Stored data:
-*-*-

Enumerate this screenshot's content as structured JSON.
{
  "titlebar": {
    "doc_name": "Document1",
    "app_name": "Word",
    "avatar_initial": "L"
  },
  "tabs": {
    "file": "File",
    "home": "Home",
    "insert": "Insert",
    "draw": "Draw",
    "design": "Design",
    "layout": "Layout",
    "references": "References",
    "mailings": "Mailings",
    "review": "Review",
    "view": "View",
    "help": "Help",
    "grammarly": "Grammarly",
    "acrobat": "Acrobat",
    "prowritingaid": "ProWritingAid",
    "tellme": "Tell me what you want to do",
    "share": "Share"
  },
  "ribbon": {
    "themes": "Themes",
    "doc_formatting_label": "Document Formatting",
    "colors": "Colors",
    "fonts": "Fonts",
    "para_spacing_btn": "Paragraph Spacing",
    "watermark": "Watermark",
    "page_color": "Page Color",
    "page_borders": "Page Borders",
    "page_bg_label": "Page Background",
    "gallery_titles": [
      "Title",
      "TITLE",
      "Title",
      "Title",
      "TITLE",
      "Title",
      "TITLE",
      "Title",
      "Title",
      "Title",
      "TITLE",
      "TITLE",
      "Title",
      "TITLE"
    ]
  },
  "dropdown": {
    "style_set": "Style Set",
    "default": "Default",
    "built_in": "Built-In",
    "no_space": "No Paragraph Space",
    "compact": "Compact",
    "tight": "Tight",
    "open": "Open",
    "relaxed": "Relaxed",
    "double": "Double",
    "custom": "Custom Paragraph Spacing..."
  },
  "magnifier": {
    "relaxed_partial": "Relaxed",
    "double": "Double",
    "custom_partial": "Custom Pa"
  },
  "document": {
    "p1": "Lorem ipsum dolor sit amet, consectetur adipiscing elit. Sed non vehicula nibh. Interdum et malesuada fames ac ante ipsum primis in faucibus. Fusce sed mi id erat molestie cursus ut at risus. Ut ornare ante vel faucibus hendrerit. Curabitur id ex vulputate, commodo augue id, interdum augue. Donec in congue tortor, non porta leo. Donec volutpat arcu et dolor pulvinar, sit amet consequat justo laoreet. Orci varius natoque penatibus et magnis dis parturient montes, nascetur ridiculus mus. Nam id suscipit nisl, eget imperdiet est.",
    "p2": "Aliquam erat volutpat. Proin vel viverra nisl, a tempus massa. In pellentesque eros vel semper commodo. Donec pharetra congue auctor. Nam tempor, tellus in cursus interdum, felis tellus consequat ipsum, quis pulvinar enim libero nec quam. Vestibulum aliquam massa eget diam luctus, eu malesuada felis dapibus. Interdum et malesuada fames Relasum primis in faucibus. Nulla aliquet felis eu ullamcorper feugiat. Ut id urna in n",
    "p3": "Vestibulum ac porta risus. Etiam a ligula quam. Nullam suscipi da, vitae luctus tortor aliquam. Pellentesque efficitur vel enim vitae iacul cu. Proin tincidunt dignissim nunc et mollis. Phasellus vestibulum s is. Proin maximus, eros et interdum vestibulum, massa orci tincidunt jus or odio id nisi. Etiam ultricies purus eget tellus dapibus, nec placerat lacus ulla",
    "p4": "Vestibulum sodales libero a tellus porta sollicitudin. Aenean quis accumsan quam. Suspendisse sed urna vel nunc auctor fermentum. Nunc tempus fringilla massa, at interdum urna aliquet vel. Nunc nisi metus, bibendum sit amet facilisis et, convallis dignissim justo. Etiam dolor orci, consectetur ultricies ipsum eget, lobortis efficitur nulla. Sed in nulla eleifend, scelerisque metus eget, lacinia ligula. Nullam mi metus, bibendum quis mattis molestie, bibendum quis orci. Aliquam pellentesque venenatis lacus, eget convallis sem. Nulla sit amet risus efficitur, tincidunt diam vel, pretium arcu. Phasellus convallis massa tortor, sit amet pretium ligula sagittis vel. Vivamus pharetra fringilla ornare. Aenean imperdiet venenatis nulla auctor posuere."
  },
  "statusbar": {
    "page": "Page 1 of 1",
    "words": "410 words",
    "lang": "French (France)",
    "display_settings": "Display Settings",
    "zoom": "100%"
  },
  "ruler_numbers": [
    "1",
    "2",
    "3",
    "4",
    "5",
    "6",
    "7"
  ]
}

-*-*-

= Exercise prompt =
Each line above that includes "commodo" should be shown.

= Solution for this problem =
    "p1": "Lorem ipsum dolor sit amet, consectetur adipiscing elit. Sed non vehicula nibh. Interdum et malesuada fames ac ante ipsum primis in faucibus. Fusce sed mi id erat molestie cursus ut at risus. Ut ornare ante vel faucibus hendrerit. Curabitur id ex vulputate, commodo augue id, interdum augue. Donec in congue tortor, non porta leo. Donec volutpat arcu et dolor pulvinar, sit amet consequat justo laoreet. Orci varius natoque penatibus et magnis dis parturient montes, nascetur ridiculus mus. Nam id suscipit nisl, eget imperdiet est.",
    "p2": "Aliquam erat volutpat. Proin vel viverra nisl, a tempus massa. In pellentesque eros vel semper commodo. Donec pharetra congue auctor. Nam tempor, tellus in cursus interdum, felis tellus consequat ipsum, quis pulvinar enim libero nec quam. Vestibulum aliquam massa eget diam luctus, eu malesuada felis dapibus. Interdum et malesuada fames Relasum primis in faucibus. Nulla aliquet felis eu ullamcorper feugiat. Ut id urna in n",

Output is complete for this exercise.